Work instructions: Pull every line containing "Expression" from the data.

*** Opening Stored data ***

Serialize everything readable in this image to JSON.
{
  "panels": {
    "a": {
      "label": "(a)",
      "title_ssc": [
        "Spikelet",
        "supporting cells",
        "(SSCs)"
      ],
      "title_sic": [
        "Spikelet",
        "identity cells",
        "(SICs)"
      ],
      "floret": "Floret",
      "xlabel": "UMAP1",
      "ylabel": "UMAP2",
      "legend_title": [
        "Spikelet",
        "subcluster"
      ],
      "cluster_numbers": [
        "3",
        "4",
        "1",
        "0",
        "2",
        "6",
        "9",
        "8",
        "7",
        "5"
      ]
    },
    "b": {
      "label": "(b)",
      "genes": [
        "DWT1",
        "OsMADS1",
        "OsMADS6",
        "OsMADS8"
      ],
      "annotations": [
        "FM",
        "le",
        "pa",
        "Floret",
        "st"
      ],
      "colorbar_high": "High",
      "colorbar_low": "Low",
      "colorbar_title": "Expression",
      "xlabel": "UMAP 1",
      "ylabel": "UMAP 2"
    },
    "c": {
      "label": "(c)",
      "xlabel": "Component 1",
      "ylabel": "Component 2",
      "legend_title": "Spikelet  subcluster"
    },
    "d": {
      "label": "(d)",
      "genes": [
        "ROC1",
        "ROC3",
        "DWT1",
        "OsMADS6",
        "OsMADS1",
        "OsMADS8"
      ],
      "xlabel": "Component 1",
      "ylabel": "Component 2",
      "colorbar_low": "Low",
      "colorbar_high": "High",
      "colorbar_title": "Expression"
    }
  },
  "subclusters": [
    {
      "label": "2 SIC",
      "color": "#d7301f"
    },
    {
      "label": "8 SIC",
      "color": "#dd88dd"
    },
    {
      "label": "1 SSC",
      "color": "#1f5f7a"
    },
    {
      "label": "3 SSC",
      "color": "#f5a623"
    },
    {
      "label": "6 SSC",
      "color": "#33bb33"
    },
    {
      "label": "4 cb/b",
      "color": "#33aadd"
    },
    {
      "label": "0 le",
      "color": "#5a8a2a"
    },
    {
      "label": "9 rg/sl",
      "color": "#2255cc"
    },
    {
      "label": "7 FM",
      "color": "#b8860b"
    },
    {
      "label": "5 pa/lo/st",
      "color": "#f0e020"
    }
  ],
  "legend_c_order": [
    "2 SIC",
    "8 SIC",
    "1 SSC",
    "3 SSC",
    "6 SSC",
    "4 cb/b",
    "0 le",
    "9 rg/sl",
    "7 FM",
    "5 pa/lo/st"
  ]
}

*** Closing Stored data ***

Response to the task:
      "colorbar_title": "Expression",
      "colorbar_title": "Expression"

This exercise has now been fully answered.